** start Records for processing **

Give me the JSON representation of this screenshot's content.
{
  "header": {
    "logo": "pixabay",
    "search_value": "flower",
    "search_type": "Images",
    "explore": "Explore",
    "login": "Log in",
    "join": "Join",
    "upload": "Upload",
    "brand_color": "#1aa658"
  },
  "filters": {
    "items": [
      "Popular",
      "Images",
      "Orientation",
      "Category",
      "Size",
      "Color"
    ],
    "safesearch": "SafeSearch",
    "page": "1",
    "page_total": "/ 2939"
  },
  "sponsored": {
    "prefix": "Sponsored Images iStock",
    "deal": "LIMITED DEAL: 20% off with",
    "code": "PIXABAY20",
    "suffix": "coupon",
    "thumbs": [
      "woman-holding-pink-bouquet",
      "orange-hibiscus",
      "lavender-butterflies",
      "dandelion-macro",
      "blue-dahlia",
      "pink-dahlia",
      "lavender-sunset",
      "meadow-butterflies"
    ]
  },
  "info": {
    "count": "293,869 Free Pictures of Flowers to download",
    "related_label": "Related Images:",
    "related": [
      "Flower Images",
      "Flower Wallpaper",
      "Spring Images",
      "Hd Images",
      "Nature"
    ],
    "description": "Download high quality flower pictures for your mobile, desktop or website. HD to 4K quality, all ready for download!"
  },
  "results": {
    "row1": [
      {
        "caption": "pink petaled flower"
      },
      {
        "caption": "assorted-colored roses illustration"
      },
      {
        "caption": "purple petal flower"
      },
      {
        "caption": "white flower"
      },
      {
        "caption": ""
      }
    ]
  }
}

** end Records for processing **

* Aim: Retype all of the material above with every character intact.

* The result:
Give me the JSON representation of this screenshot's content.
{
  "header": {
    "logo": "pixabay",
    "search_value": "flower",
    "search_type": "Images",
    "explore": "Explore",
    "login": "Log in",
    "join": "Join",
    "upload": "Upload",
    "brand_color": "#1aa658"
  },
  "filters": {
    "items": [
      "Popular",
      "Images",
      "Orientation",
      "Category",
      "Size",
      "Color"
    ],
    "safesearch": "SafeSearch",
    "page": "1",
    "page_total": "/ 2939"
  },
  "sponsored": {
    "prefix": "Sponsored Images iStock",
    "deal": "LIMITED DEAL: 20% off with",
    "code": "PIXABAY20",
    "suffix": "coupon",
    "thumbs": [
      "woman-holding-pink-bouquet",
      "orange-hibiscus",
      "lavender-butterflies",
      "dandelion-macro",
      "blue-dahlia",
      "pink-dahlia",
      "lavender-sunset",
      "meadow-butterflies"
    ]
  },
  "info": {
    "count": "293,869 Free Pictures of Flowers to download",
    "related_label": "Related Images:",
    "related": [
      "Flower Images",
      "Flower Wallpaper",
      "Spring Images",
      "Hd Images",
      "Nature"
    ],
    "description": "Download high quality flower pictures for your mobile, desktop or website. HD to 4K quality, all ready for download!"
  },
  "results": {
    "row1": [
      {
        "caption": "pink petaled flower"
      },
      {
        "caption": "assorted-colored roses illustration"
      },
      {
        "caption": "purple petal flower"
      },
      {
        "caption": "white flower"
      },
      {
        "caption": ""
      }
    ]
  }
}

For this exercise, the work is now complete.